### Required task
Make an exact copy of all the data.

### Record excerpts
_____
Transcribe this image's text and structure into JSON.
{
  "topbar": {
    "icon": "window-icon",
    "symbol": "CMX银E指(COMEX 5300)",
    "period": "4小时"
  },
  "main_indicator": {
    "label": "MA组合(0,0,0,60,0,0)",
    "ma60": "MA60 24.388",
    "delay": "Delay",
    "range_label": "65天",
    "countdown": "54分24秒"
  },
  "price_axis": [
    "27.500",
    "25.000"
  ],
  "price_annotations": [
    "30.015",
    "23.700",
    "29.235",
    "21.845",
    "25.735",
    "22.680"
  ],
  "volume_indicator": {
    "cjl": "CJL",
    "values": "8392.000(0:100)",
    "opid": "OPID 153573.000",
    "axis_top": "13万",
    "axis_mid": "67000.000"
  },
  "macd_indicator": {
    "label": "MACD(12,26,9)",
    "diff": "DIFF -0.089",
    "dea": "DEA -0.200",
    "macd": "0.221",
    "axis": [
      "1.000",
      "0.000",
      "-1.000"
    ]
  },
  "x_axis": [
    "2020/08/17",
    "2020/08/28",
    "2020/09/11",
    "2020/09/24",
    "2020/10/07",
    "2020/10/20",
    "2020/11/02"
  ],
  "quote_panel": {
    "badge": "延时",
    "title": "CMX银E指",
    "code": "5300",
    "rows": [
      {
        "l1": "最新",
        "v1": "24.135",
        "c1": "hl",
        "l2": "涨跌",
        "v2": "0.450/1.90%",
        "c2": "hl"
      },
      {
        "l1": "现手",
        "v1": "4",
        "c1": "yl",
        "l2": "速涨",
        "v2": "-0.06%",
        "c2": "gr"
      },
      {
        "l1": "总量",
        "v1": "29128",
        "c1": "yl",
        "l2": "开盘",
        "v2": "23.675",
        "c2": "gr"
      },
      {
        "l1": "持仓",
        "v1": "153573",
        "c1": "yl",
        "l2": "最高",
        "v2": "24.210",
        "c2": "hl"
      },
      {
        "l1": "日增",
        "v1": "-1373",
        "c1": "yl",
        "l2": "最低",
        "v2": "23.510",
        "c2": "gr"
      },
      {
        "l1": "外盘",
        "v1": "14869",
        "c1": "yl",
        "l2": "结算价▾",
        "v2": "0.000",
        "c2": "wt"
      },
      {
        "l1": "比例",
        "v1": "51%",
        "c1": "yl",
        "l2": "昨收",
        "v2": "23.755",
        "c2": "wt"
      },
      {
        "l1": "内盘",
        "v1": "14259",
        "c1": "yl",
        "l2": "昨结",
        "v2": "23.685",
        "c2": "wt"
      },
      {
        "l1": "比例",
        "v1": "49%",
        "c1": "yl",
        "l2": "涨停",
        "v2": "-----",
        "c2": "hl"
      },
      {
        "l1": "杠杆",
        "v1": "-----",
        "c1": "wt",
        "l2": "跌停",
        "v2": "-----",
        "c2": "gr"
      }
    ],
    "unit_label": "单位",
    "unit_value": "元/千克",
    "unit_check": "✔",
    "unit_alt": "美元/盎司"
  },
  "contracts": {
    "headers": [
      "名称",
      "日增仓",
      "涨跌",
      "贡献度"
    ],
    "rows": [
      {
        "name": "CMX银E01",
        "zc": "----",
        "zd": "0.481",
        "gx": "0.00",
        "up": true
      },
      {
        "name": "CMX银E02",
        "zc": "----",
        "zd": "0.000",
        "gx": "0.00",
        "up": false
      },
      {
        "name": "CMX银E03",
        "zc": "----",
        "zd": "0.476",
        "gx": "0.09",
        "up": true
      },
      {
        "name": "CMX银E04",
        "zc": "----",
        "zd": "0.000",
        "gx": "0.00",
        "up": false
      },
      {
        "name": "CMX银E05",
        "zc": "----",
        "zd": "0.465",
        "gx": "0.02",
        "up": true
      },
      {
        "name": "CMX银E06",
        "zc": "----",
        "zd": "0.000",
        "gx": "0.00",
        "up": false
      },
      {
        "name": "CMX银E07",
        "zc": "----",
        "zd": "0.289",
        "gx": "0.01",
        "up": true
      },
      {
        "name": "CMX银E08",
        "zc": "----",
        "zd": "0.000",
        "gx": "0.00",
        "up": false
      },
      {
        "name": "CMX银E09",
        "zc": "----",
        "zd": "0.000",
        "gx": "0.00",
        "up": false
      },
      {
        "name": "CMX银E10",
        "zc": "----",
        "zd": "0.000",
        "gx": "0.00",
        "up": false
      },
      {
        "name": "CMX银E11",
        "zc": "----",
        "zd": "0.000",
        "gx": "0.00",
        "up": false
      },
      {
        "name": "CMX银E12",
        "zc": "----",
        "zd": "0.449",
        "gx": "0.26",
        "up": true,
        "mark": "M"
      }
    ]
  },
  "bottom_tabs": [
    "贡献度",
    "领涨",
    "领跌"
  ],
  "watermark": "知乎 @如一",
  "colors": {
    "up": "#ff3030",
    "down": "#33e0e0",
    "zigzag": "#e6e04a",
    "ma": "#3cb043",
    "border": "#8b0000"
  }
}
_____
### Complete output
Transcribe this image's text and structure into JSON.
{
  "topbar": {
    "icon": "window-icon",
    "symbol": "CMX银E指(COMEX 5300)",
    "period": "4小时"
  },
  "main_indicator": {
    "label": "MA组合(0,0,0,60,0,0)",
    "ma60": "MA60 24.388",
    "delay": "Delay",
    "range_label": "65天",
    "countdown": "54分24秒"
  },
  "price_axis": [
    "27.500",
    "25.000"
  ],
  "price_annotations": [
    "30.015",
    "23.700",
    "29.235",
    "21.845",
    "25.735",
    "22.680"
  ],
  "volume_indicator": {
    "cjl": "CJL",
    "values": "8392.000(0:100)",
    "opid": "OPID 153573.000",
    "axis_top": "13万",
    "axis_mid": "67000.000"
  },
  "macd_indicator": {
    "label": "MACD(12,26,9)",
    "diff": "DIFF -0.089",
    "dea": "DEA -0.200",
    "macd": "0.221",
    "axis": [
      "1.000",
      "0.000",
      "-1.000"
    ]
  },
  "x_axis": [
    "2020/08/17",
    "2020/08/28",
    "2020/09/11",
    "2020/09/24",
    "2020/10/07",
    "2020/10/20",
    "2020/11/02"
  ],
  "quote_panel": {
    "badge": "延时",
    "title": "CMX银E指",
    "code": "5300",
    "rows": [
      {
        "l1": "最新",
        "v1": "24.135",
        "c1": "hl",
        "l2": "涨跌",
        "v2": "0.450/1.90%",
        "c2": "hl"
      },
      {
        "l1": "现手",
        "v1": "4",
        "c1": "yl",
        "l2": "速涨",
        "v2": "-0.06%",
        "c2": "gr"
      },
      {
        "l1": "总量",
        "v1": "29128",
        "c1": "yl",
        "l2": "开盘",
        "v2": "23.675",
        "c2": "gr"
      },
      {
        "l1": "持仓",
        "v1": "153573",
        "c1": "yl",
        "l2": "最高",
        "v2": "24.210",
        "c2": "hl"
      },
      {
        "l1": "日增",
        "v1": "-1373",
        "c1": "yl",
        "l2": "最低",
        "v2": "23.510",
        "c2": "gr"
      },
      {
        "l1": "外盘",
        "v1": "14869",
        "c1": "yl",
        "l2": "结算价▾",
        "v2": "0.000",
        "c2": "wt"
      },
      {
        "l1": "比例",
        "v1": "51%",
        "c1": "yl",
        "l2": "昨收",
        "v2": "23.755",
        "c2": "wt"
      },
      {
        "l1": "内盘",
        "v1": "14259",
        "c1": "yl",
        "l2": "昨结",
        "v2": "23.685",
        "c2": "wt"
      },
      {
        "l1": "比例",
        "v1": "49%",
        "c1": "yl",
        "l2": "涨停",
        "v2": "-----",
        "c2": "hl"
      },
      {
        "l1": "杠杆",
        "v1": "-----",
        "c1": "wt",
        "l2": "跌停",
        "v2": "-----",
        "c2": "gr"
      }
    ],
    "unit_label": "单位",
    "unit_value": "元/千克",
    "unit_check": "✔",
    "unit_alt": "美元/盎司"
  },
  "contracts": {
    "headers": [
      "名称",
      "日增仓",
      "涨跌",
      "贡献度"
    ],
    "rows": [
      {
        "name": "CMX银E01",
        "zc": "----",
        "zd": "0.481",
        "gx": "0.00",
        "up": true
      },
      {
        "name": "CMX银E02",
        "zc": "----",
        "zd": "0.000",
        "gx": "0.00",
        "up": false
      },
      {
        "name": "CMX银E03",
        "zc": "----",
        "zd": "0.476",
        "gx": "0.09",
        "up": true
      },
      {
        "name": "CMX银E04",
        "zc": "----",
        "zd": "0.000",
        "gx": "0.00",
        "up": false
      },
      {
        "name": "CMX银E05",
        "zc": "----",
        "zd": "0.465",
        "gx": "0.02",
        "up": true
      },
      {
        "name": "CMX银E06",
        "zc": "----",
        "zd": "0.000",
        "gx": "0.00",
        "up": false
      },
      {
        "name": "CMX银E07",
        "zc": "----",
        "zd": "0.289",
        "gx": "0.01",
        "up": true
      },
      {
        "name": "CMX银E08",
        "zc": "----",
        "zd": "0.000",
        "gx": "0.00",
        "up": false
      },
      {
        "name": "CMX银E09",
        "zc": "----",
        "zd": "0.000",
        "gx": "0.00",
        "up": false
      },
      {
        "name": "CMX银E10",
        "zc": "----",
        "zd": "0.000",
        "gx": "0.00",
        "up": false
      },
      {
        "name": "CMX银E11",
        "zc": "----",
        "zd": "0.000",
        "gx": "0.00",
        "up": false
      },
      {
        "name": "CMX银E12",
        "zc": "----",
        "zd": "0.449",
        "gx": "0.26",
        "up": true,
        "mark": "M"
      }
    ]
  },
  "bottom_tabs": [
    "贡献度",
    "领涨",
    "领跌"
  ],
  "watermark": "知乎 @如一",
  "colors": {
    "up": "#ff3030",
    "down": "#33e0e0",
    "zigzag": "#e6e04a",
    "ma": "#3cb043",
    "border": "#8b0000"
  }
}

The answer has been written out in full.